# Extrait fourni:
►
Essentiellement, ce sera une dégradation des conditions de travail des
personnels concernés par ces mesures à la rentrée prochaine et le début
de l 'ouverture à la privatisation de l'éducation nationale, par des
voies détournées. Privatisation qui signifie à terme contractualisation,
flexibilité des personnels de l'éducation, donc encore dégradation des
conditions de travail et accentuation des inégalités suivant les régions.
Cette réforme se traduit dès l'an prochain par :
n suppression du statut de surveillant et disparition de 5600 postes dès
l' an prochain (ceux qui sont en fin de droit). Les Aides éducateurs sont
supprimés : départ de 20000 d'entre eux à la rentrée prochaine.
L'ensemble (25 600 suppressions) est remplacé par 16 000 " assistants
d'éducation " , au statut précaire, moins payés que les surveillants, et
pouvant être appelés à d'autres tâches que dans les établissements
scolaires.
n Les personnels techniciens, ouvriers et de services (TOS) passent à la
fonction publique territoriale, c'est-à-dire qu'ils effectueront des
tâches à la fois dans les établissements scolaires et en dehors : ils
deviendront corvéables à merci.
n Les conseillères d'orientation, les assistantes sociales, les médecins
scolaires passent à la fonction publique territoriale. Ils ne seront donc
plus rattachés à un établissement, mais effectueront d'autres tâches en
plus. Leur aide dans les équipes enseignantes sera très réduite au vu de
leur surcharge de travail probable.
n Les crèches, payantes, se voient changer de nom et sont baptisées "
centres d'accueil de la petite enfance ", annonçant la disparition des
sections d'école maternelle (déjà prévue dans la région du Havre)
n Augmentation de l'autonomie des établissements scolaires et
universitaires avec régionalisation du financement et entrée des
entreprises dans l' élaboration des projets de ces établissements.
Beaucoup de jeunes professeurs (et de moins jeunes) découvrent le jeu du
libéralisme international et se familiarisent avec la lecture des textes
de l'OMC, de l'ERT et de l'AGCS, textes qui prônent la destruction des
services publics dans le monde. Ces textes décrivent avec cynisme comment
les dirigeants des pays doivent s'y prendre pour détruire ces services et
laisser sur le tapis une partie de la jeunesse qui n'a pas besoin de
formation ni de culture approfondie. Ils se radicalisent rapidement au
cours de la lutte et se rendent compte que cette lutte n'est rien d'autre
qu'une lutte contre le capitalisme et contre tous les aspects de la
société qui en découlent.
Les réalités du mouvement
C'est la première fois qu'un mouvement d'une telle ampleur, d'une telle
durée se produit dans l'Education nationale depuis 1968. Tous (ou
presque) les établissements primaires et secondaires sont entrés en grève
reconductible, dans toutes les académies de France.
◄
# À faire:
A) D'après l'extrait sur la réforme de l'Éducation nationale, pourquoi l'aide des conseillères d'orientation, des assistantes sociales et des médecins scolaires aux équipes enseignantes sera-t-elle très réduite ? Répondez en une à trois phrases.
B) Transcrivez, s'il vous plaît, le passage de l'extrait sur la réforme de l'Éducation nationale compris entre « n Les crèches, payantes, se » et « région du Havre) », ces deux bornes incluses.
C) Selon l'extrait sur la réforme de l'Éducation nationale, combien d'assistants d'éducation remplacent l'ensemble des 25 600 postes supprimés ?

# Informations fournies:
►
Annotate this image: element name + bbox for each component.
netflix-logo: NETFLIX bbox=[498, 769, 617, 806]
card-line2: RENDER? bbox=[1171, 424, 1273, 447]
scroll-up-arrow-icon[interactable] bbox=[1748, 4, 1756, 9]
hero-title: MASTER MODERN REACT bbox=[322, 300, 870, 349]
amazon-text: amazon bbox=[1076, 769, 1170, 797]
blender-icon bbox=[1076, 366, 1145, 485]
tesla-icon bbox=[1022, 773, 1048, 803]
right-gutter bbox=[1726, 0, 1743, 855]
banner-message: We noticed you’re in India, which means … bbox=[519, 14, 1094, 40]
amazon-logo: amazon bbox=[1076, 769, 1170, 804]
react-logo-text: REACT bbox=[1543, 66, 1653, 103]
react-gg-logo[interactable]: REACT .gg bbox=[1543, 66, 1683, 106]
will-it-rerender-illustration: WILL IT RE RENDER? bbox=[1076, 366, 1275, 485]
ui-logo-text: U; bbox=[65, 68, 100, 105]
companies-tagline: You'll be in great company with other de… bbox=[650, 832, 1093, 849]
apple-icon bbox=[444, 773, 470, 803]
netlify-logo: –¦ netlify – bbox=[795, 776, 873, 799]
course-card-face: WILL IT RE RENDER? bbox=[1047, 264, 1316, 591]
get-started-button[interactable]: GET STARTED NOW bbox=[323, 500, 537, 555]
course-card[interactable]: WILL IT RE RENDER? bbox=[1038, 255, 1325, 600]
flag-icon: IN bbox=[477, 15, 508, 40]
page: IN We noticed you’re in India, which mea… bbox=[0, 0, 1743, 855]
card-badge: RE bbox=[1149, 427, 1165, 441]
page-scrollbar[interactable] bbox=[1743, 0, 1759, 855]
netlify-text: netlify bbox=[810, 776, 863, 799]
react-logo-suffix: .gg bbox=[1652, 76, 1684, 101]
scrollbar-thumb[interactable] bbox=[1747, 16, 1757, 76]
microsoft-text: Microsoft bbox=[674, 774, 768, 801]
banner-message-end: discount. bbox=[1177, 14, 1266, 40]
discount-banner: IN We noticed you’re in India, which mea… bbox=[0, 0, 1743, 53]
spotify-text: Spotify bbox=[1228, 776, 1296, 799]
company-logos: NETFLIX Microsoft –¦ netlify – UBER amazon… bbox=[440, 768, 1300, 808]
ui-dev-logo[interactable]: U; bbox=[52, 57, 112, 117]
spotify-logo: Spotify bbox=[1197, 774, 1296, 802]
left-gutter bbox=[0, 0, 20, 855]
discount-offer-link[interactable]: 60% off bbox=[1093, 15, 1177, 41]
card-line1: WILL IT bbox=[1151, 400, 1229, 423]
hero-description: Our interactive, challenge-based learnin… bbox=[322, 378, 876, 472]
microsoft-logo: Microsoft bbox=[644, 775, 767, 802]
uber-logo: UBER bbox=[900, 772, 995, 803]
◄
# Réponses aux consignes:
A) Ces personnels passent à la fonction publique territoriale : ils ne seront plus rattachés à un établissement et effectueront d'autres tâches en plus. Leur aide aux équipes enseignantes sera donc très réduite en raison de leur surcharge de travail probable.

B)
n Les crèches, payantes, se voient changer de nom et sont baptisées "
centres d'accueil de la petite enfance ", annonçant la disparition des
sections d'école maternelle (déjà prévue dans la région du Havre)

C) 16 000 assistants d'éducation.